■ ОТРЫВОК ДЛЯ ЧТЕНИЯ:
>>>>

Мы не погрешим против истины, если скажем, что древние римляне ничуть не меньше оберегали свой строй и внутренний уклад, чем это принято приписывать древним евреям. Как отмечает Тэйлор, развитие идеи обособленной народности встречается у дикарей лишь в зачаточном состоянии, но в варварскую эпоху момент этот достигает уже такого развития, что выражается во враждебности к людям, исповедующим другую веру. Отношения к соседям из другого рода совершенно иные, чем внутри рода. И в последующем развитии человечества никакая религия не могла искоренить понятие о "чужестранце", если этот чужестранец тем или иным способом не становился причастным этой религии. И даже христианство, религия всепрощения, допускала в этом вопросе известную двойственность. Ибо праведно перед Богом – оскорбляющим вас воздать скорбью, писал апостол Павел Фессалоникийцам.
Право народов – это вынужденная мера, и нет основания полагать, чтобы процесс, обозначаемый выражением jus gentium, возбуждал в себе что-либо, кроме отвращения в уме древнего римлянина. Не забудем, что Кая Гракха сгубило не то обстоятельство, что он стеснил аристократию, а его упорное стремление даровать права римского гражданства латинским союзникам.
Принципом, заменяющим единение по крови, является не факт совместного проживания на общей территории, а принцип совместного жертвоприношения, или вероисповедание в широком смысле. Когда, согласно Гельмольду, епископ альденбургский Герольд уговаривает полабских славян принять христианство, обе стороны подразумевают, что немедленным следствием этого станет полное правовое уравнение славян с саксами. "За веру, царя и отечество", – так и поныне гласят наши манифесты. Царь может умереть, отчество можно потерять, но вера остаётся с человеком до конца, по ней узнают своих…
Поскольку древнейшему сознанию в высшей степени присуще свойство переносить качество отношений, уже сложившиеся естественным порядком в среде общества, на отношения, которые оно подразумевает имеющимися у высших сил, то и богов своих оно мыслит по своему образу и подобию. Гельмольд из Босау замечает о бодричах, что среди многообразных божеств, которым они посвящают поля, леса, горести и радости (!), они признают и единого бога, господствующего над другими в небесах, признают, что он, всемогущий, заботится лишь о делах небесных, тогда как другие боги, повинуясь ему, выполняют возложенные на них обязанности, и что они от крови его происходят, и каждый из них тем важнее, чем ближе он стоит к этому богу богов.

<<<<

■ ИСХОДНЫЕ ДАННЫЕ:

>>>>

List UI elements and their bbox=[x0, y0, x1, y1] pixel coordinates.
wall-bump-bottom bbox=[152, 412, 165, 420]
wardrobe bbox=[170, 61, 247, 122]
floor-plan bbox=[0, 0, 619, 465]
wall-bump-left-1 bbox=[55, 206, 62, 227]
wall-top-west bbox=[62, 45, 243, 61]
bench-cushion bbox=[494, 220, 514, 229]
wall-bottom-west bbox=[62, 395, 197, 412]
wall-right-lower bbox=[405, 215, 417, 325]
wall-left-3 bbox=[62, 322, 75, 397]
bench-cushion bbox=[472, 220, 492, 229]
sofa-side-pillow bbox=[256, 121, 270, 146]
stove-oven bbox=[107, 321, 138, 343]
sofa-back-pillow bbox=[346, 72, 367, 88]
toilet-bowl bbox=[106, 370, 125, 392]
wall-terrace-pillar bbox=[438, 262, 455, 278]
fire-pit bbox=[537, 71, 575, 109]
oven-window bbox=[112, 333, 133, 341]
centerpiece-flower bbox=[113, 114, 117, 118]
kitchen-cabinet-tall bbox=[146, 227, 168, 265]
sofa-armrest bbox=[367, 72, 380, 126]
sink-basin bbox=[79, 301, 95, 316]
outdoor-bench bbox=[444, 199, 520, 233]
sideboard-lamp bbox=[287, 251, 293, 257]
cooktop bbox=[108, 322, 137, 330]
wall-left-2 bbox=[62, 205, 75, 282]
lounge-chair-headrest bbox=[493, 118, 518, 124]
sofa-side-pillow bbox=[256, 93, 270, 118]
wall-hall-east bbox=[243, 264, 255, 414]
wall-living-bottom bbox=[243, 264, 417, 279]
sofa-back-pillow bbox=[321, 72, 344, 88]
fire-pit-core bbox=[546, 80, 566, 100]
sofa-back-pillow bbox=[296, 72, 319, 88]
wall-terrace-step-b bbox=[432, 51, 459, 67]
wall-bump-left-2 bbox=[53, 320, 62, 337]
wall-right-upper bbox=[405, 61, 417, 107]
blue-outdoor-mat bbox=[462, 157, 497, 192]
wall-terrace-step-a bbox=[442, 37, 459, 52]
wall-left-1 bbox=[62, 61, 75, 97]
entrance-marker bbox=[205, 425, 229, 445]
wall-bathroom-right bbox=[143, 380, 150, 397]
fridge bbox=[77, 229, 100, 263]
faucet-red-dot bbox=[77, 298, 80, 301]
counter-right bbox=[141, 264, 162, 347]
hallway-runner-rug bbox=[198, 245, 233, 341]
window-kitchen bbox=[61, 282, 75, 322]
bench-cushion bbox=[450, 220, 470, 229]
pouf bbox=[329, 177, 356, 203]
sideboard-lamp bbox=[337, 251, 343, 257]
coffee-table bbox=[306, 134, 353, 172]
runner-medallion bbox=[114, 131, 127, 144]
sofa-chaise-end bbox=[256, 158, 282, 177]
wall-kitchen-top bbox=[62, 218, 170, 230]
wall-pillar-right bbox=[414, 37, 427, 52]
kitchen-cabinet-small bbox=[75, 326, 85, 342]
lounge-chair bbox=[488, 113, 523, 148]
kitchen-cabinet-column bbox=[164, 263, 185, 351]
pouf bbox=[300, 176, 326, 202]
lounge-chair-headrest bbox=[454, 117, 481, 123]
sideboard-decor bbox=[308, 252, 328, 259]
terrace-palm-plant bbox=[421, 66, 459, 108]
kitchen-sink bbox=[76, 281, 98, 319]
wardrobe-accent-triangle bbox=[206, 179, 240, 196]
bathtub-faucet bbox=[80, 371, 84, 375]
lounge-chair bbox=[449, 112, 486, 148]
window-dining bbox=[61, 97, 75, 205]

<<<<

■ ЗАДАНИЕ A:
Выпишите всех людей, которых отрывок называет по имени.
■ ЗАДАНИЕ B:
Ответьте по отрывку на вопросы ниже, каждый ответ с новой строки с той же пометкой.
(i) Что сгубило Кая Гракха?
(ii) Какой принцип заменяет единение по крови?
(iii) О чём, по представлениям бодричей, заботится единый бог?

■ ОТВЕТ A:
Тэйлор, апостол Павел, Кай Гракх, Гельмольд из Босау, епископ альденбургский Герольд.

■ ОТВЕТ B:
(i) Его упорное стремление даровать права римского гражданства латинским союзникам.
(ii) Принцип совместного жертвоприношения, или вероисповедание в широком смысле.
(iii) Лишь о делах небесных.